(Collection entries)
┌──
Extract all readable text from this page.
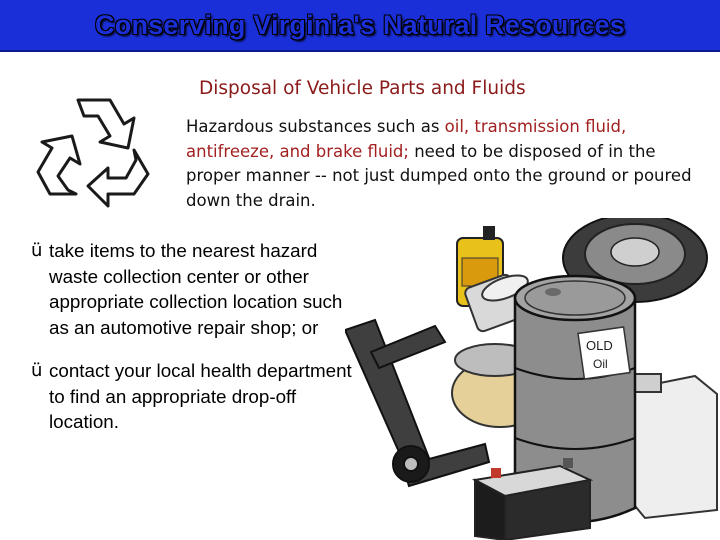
Conserving Virginia's Natural Resources
Disposal of Vehicle Parts and Fluids
Hazardous substances such as oil, transmission fluid, antifreeze, and brake fluid; need to be disposed of in the proper manner -- not just dumped onto the ground or poured down the drain.
ü take items to the nearest hazard waste collection center or other appropriate collection location such as an automotive repair shop; or
ü contact your local health department to find an appropriate drop-off location.
OLD
Oil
└──
§ BRIEF
The listing above must be printed again exactly, minus its pictures.

§ RESPONSE
Extract all readable text from this page.
Conserving Virginia's Natural Resources
Disposal of Vehicle Parts and Fluids
Hazardous substances such as oil, transmission fluid, antifreeze, and brake fluid; need to be disposed of in the proper manner -- not just dumped onto the ground or poured down the drain.
ü take items to the nearest hazard waste collection center or other appropriate collection location such as an automotive repair shop; or
ü contact your local health department to find an appropriate drop-off location.
OLD
Oil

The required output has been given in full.